**Page text:**
════════════════

Law firms must recognise that the market for wills is changing and that younger people are attracted by online wills, the founder of will-writing software firm WillSuite has warned.
Seb Shakh made the comments as his company published its first ever survey of 50,000 wills drafted using the software last year, which found that the average age of testators was 58.
“Unless law firms do something about it, more and more people will go online for their wills, rather than going to them,” Mr Shakh said.
Included in the research was a comment from Dan Garrett, chief executive of online company Farewill, one of the country’s biggest will-writers. Mr Garrett said the average age of Farewill’s customers was 12 years younger than at traditional firms.
“We’re a great fit for time-poor first time will writers – who typically are relatively new parents and homeowners.”
Mr Shakh said: “People like Farewill are changing the market. It would be good for law firms to recognise this. Some of them won’t change until it hits them in the face.”
He said WillSuite had used AI techniques to find out why 10.7% of testators specifically excluded people from their wills. Men were 14% more likely than women to be excluded.
Almost half of testators (47%) said the exclusion was the result of ‘lack of contact’, followed by the break-up of romantic relationships (18%). Other popular reasons were disputes with the person involved, and the fact the person was already provided for or financially independent.

════════════════

**Dataset entries:**
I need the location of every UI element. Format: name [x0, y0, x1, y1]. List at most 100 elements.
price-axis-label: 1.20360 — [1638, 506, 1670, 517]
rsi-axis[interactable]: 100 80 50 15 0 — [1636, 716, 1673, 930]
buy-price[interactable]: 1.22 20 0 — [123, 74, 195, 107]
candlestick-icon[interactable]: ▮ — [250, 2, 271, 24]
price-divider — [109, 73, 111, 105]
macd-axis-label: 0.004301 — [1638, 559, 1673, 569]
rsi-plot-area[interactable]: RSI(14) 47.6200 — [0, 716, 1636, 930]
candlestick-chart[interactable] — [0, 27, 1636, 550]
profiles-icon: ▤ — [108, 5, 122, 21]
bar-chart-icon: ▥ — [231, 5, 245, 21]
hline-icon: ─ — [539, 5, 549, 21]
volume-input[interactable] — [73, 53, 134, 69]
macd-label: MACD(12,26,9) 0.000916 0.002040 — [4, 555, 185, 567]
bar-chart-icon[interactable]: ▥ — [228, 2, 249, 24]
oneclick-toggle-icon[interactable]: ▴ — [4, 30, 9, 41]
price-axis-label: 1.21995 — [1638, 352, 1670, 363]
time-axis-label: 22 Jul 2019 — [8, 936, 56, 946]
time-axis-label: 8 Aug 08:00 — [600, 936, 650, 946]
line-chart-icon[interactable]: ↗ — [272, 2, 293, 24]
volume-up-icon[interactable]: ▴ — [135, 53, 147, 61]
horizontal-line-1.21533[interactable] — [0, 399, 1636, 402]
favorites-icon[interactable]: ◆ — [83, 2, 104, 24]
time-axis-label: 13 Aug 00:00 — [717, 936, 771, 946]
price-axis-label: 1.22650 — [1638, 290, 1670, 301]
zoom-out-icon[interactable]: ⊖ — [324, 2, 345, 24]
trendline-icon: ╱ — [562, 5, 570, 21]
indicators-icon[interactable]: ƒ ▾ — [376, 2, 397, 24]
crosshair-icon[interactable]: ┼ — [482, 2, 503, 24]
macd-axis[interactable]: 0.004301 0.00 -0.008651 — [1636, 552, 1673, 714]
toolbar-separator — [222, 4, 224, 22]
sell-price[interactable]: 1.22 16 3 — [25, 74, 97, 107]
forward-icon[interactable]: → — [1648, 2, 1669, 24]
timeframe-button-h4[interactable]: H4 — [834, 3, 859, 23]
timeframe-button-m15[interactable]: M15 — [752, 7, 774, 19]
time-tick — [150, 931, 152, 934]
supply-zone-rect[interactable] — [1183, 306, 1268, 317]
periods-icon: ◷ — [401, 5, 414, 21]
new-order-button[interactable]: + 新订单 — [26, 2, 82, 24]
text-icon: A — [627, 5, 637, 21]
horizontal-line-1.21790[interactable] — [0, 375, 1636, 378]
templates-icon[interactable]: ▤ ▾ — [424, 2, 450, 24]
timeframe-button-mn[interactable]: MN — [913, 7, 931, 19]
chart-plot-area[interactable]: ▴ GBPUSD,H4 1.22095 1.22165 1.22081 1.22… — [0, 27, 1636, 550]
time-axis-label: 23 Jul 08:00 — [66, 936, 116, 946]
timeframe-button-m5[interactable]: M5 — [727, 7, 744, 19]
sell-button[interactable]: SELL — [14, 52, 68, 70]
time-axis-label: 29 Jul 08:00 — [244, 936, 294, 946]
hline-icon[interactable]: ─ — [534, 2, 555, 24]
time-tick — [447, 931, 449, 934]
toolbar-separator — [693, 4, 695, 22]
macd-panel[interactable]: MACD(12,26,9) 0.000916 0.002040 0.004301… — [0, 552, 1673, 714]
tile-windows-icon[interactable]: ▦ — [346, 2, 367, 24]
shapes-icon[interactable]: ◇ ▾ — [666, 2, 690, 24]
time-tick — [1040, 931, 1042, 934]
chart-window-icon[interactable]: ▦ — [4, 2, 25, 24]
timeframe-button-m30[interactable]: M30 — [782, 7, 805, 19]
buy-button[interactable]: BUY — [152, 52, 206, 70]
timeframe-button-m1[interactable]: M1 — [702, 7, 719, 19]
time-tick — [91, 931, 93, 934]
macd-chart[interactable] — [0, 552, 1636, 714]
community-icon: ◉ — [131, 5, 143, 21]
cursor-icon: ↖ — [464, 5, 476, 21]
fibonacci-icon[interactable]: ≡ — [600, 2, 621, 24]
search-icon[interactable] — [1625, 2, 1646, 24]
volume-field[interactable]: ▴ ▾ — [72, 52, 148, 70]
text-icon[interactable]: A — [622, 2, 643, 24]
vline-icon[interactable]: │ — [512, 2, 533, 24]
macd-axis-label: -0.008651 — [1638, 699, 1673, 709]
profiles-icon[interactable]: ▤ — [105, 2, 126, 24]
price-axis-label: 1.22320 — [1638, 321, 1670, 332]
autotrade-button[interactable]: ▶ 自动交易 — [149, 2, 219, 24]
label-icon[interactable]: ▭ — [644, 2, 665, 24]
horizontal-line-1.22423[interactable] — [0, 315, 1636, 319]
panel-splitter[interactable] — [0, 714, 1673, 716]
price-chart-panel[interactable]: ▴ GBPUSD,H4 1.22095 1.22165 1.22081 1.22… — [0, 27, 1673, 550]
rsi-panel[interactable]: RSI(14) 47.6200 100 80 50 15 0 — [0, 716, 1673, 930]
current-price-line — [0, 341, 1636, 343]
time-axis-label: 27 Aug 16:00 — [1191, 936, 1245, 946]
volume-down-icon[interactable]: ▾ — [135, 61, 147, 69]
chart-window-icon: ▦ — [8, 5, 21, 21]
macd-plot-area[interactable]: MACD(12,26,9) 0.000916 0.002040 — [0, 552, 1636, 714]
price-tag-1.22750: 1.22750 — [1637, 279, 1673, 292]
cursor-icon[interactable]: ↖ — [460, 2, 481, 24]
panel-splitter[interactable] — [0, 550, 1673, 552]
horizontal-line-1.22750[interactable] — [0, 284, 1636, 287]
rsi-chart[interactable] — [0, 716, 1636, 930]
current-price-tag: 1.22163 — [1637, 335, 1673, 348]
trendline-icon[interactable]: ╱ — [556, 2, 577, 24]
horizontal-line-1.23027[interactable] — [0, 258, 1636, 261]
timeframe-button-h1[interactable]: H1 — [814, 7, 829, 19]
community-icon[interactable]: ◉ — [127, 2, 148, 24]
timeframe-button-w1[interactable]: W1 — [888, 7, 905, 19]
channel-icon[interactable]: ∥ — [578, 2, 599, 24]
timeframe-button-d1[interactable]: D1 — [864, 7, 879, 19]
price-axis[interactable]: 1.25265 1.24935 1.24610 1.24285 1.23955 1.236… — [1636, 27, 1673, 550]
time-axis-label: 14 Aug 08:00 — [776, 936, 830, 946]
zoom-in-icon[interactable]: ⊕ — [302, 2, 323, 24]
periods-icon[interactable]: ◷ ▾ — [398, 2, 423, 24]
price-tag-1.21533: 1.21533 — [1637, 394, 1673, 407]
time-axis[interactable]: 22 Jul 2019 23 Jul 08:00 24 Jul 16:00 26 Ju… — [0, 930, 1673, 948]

════════════════

**Problems to solve:**
(a) Rewrite the wills article starting at "Law firms must" and ending at "at traditional firms.", changing "testators" to "will-makers" throughout.
(b) Answer these questions from the wills article:
(i) What was the average age of testators in the WillSuite survey?
(ii) How many years younger are Farewill's customers on average than those at traditional firms?
(iii) What percentage of testators gave "lack of contact" as the reason for an exclusion?

**Task answers:**
(a)
Law firms must recognise that the market for wills is changing and that younger people are attracted by online wills, the founder of will-writing software firm WillSuite has warned.
Seb Shakh made the comments as his company published its first ever survey of 50,000 wills drafted using the software last year, which found that the average age of will-makers was 58.
“Unless law firms do something about it, more and more people will go online for their wills, rather than going to them,” Mr Shakh said.
Included in the research was a comment from Dan Garrett, chief executive of online company Farewill, one of the country’s biggest will-writers. Mr Garrett said the average age of Farewill’s customers was 12 years younger than at traditional firms.

(b)
(i) 58
(ii) 12 years
(iii) 47%